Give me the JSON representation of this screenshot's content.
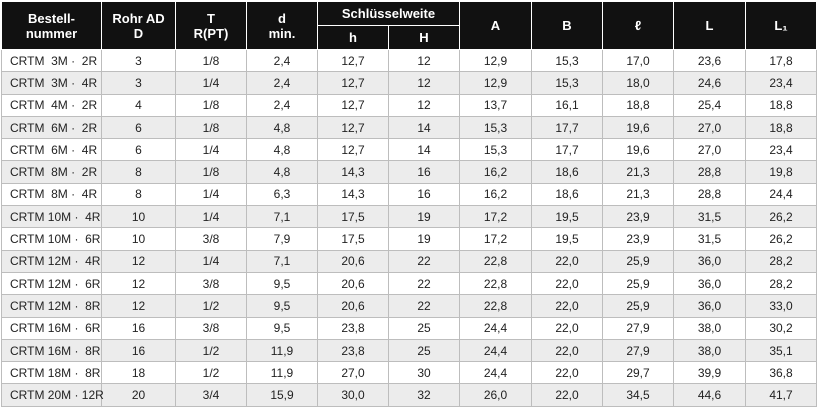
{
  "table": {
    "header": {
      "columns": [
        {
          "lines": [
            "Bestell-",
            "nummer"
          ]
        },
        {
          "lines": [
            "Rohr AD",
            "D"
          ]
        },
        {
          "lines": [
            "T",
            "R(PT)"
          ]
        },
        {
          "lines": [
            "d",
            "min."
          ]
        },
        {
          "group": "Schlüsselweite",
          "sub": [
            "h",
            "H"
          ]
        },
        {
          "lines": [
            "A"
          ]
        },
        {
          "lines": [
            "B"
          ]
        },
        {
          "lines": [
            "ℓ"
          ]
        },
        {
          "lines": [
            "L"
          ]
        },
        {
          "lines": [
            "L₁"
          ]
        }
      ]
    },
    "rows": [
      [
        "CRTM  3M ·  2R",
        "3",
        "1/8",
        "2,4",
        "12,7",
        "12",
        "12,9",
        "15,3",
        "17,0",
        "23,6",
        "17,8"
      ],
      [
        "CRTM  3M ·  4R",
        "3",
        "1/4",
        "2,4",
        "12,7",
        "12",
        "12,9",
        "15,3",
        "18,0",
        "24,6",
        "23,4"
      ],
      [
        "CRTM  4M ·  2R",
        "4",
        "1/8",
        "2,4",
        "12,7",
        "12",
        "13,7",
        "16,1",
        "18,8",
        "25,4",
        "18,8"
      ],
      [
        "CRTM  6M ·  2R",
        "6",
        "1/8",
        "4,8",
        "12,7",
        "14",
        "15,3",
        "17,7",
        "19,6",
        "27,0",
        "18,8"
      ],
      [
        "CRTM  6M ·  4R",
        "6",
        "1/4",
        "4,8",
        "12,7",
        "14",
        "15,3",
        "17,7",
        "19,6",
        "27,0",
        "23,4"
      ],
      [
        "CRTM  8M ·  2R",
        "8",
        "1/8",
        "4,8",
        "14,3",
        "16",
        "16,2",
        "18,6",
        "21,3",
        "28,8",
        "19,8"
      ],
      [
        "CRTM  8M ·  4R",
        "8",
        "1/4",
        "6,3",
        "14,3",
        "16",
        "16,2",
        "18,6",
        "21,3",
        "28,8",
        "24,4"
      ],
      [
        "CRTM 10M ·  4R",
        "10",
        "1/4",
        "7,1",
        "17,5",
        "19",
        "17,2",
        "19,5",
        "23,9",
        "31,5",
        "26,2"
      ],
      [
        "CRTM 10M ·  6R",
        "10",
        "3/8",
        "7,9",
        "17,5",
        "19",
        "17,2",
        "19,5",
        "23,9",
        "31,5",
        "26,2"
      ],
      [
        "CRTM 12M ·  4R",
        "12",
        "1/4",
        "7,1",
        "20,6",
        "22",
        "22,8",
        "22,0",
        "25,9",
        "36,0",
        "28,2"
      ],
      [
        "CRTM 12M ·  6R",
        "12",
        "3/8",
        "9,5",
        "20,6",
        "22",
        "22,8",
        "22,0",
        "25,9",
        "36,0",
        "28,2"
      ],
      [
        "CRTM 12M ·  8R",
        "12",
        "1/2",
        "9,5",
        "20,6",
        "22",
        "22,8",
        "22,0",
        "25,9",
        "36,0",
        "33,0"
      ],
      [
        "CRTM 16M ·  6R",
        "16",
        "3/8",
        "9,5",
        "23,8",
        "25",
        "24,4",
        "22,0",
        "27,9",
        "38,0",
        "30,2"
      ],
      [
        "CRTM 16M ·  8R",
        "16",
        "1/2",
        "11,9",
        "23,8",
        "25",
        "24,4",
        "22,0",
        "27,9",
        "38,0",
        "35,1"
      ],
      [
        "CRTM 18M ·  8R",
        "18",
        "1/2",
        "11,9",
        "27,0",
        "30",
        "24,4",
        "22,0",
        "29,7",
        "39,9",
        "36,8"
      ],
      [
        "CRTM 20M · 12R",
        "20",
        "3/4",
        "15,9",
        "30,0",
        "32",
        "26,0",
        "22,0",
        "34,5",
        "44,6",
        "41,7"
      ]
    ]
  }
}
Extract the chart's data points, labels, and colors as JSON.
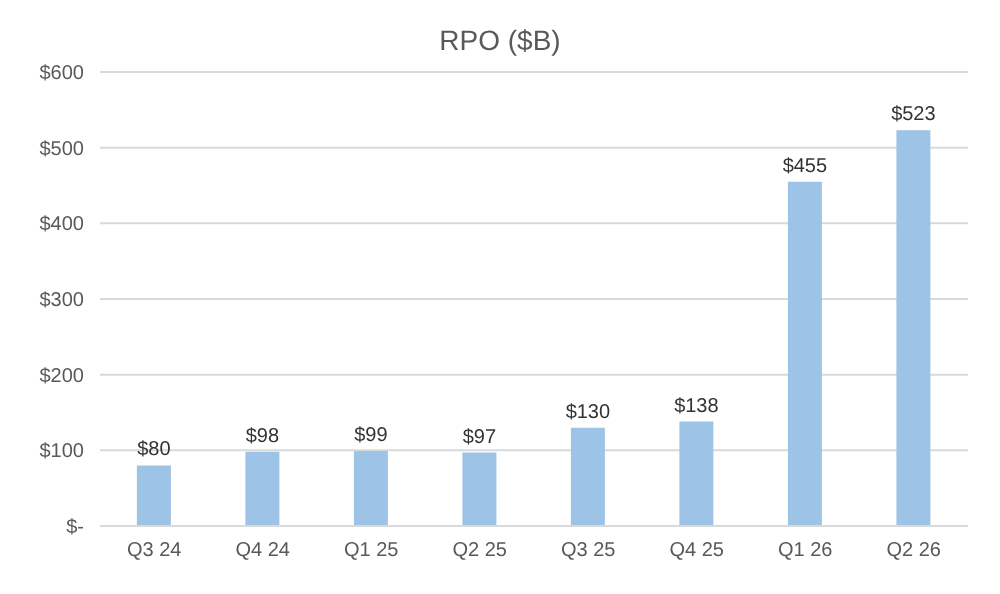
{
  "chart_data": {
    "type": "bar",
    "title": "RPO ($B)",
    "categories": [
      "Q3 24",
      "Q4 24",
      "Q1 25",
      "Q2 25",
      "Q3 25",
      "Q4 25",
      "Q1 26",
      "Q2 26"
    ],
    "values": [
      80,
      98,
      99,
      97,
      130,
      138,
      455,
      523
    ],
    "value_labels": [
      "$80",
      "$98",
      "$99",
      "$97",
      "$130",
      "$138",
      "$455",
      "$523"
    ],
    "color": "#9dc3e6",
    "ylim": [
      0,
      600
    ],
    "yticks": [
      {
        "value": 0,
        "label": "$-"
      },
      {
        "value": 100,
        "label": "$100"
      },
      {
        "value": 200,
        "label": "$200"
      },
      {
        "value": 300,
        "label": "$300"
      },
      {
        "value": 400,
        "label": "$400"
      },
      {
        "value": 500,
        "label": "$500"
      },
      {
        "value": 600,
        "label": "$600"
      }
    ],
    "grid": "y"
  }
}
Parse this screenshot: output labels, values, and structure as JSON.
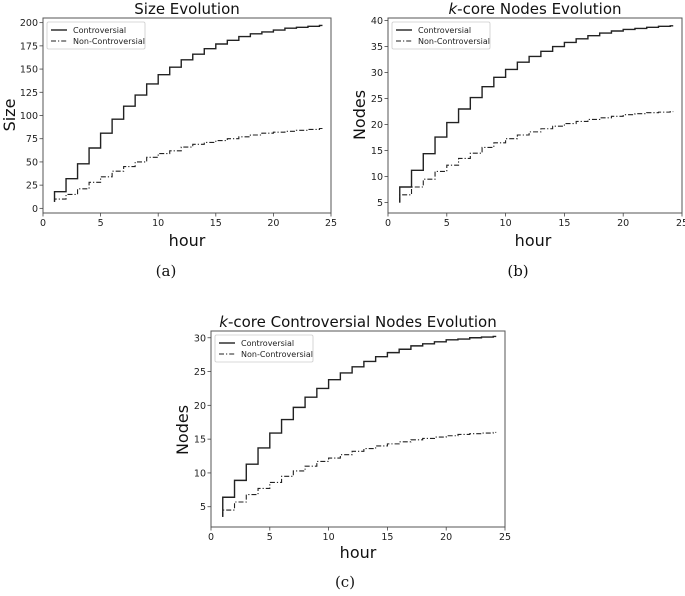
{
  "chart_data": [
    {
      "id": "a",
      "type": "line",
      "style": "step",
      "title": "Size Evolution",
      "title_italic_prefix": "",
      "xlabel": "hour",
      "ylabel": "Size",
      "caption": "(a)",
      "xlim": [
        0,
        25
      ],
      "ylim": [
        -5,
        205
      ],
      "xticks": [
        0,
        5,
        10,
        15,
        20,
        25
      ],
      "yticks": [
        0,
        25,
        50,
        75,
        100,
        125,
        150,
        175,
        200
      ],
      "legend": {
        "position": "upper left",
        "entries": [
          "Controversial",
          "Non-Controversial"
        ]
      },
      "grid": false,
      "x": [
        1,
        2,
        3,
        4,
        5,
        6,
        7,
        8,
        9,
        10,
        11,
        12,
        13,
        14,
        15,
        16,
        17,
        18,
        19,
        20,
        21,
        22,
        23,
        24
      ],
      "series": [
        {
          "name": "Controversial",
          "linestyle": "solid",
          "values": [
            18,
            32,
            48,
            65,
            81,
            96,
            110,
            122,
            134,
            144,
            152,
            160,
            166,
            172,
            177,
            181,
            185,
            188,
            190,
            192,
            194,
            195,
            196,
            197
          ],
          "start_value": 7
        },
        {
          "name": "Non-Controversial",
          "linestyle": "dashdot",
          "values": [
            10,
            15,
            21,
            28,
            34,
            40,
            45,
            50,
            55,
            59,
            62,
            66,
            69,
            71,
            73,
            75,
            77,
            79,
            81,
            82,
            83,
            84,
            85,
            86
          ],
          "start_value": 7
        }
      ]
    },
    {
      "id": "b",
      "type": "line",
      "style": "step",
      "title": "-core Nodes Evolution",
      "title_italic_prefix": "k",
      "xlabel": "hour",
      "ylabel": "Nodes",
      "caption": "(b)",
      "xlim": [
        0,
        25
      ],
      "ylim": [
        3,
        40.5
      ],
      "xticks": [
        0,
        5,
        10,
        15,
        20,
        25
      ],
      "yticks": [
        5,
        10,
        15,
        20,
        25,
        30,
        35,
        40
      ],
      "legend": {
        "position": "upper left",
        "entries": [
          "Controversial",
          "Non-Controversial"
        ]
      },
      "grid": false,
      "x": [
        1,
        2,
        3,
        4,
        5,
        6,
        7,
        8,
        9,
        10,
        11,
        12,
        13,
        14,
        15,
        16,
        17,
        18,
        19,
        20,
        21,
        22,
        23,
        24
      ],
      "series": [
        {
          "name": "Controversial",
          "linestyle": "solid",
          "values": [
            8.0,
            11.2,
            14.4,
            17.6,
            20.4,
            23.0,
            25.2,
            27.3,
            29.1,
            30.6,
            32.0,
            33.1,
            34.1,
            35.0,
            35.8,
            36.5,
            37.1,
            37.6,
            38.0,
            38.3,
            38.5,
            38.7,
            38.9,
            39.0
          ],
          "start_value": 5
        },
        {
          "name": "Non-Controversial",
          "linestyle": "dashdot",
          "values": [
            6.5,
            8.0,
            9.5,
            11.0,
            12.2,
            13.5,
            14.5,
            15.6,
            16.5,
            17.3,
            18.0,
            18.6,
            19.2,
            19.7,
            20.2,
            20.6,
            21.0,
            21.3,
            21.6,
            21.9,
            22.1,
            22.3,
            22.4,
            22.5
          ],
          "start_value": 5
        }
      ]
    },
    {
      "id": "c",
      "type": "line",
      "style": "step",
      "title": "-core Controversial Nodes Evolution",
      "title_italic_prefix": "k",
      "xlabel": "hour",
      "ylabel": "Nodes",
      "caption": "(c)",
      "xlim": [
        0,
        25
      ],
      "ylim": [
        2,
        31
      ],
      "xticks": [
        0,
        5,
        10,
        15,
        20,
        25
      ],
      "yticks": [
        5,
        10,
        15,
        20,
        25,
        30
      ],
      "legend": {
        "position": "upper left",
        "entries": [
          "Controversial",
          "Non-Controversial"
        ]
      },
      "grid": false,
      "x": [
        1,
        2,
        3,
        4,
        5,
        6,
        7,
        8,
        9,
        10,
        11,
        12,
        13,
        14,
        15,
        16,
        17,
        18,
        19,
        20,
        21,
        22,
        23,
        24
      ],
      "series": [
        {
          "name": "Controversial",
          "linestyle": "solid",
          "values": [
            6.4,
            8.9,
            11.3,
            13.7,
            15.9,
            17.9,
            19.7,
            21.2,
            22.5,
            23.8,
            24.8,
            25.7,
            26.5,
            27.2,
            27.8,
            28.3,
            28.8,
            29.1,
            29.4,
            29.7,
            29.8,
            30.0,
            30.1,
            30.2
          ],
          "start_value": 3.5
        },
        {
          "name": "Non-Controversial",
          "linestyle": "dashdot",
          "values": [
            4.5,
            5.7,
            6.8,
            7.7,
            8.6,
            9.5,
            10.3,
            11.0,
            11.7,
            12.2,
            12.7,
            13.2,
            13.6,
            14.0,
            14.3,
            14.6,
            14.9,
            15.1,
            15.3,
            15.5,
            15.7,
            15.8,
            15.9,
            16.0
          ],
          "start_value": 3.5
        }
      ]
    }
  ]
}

**Exercise task**
State the number of lines that contain the string "core", with no other words.

**Exercise response**
2